START
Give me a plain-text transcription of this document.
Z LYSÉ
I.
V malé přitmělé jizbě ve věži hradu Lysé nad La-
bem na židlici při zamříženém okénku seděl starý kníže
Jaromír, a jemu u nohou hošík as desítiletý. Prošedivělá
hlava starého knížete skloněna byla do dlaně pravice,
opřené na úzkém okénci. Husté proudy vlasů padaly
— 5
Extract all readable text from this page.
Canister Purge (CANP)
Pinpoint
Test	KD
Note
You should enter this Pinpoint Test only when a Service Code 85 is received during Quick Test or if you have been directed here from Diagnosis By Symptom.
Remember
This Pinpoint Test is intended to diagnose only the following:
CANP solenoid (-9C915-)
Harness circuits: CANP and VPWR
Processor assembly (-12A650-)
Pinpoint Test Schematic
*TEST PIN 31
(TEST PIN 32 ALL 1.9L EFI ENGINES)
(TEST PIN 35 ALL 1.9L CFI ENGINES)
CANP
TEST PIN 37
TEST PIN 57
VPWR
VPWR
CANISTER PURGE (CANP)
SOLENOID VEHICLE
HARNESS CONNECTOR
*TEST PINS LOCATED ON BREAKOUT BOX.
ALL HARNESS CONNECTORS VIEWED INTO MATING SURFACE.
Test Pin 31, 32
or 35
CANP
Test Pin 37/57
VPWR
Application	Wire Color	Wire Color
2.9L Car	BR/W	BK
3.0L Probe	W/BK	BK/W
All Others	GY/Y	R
END
• [GIVEN REQUEST]: Using the material above, extract the line that contains "Extract all readable text from this page." and every line after it, exactly as given; stop at the last line.

• [SOLUTION TO THE EXERCISE]:
Extract all readable text from this page.
Canister Purge (CANP)
Pinpoint
Test	KD
Note
You should enter this Pinpoint Test only when a Service Code 85 is received during Quick Test or if you have been directed here from Diagnosis By Symptom.
Remember
This Pinpoint Test is intended to diagnose only the following:
CANP solenoid (-9C915-)
Harness circuits: CANP and VPWR
Processor assembly (-12A650-)
Pinpoint Test Schematic
*TEST PIN 31
(TEST PIN 32 ALL 1.9L EFI ENGINES)
(TEST PIN 35 ALL 1.9L CFI ENGINES)
CANP
TEST PIN 37
TEST PIN 57
VPWR
VPWR
CANISTER PURGE (CANP)
SOLENOID VEHICLE
HARNESS CONNECTOR
*TEST PINS LOCATED ON BREAKOUT BOX.
ALL HARNESS CONNECTORS VIEWED INTO MATING SURFACE.
Test Pin 31, 32
or 35
CANP
Test Pin 37/57
VPWR
Application	Wire Color	Wire Color
2.9L Car	BR/W	BK
3.0L Probe	W/BK	BK/W
All Others	GY/Y	R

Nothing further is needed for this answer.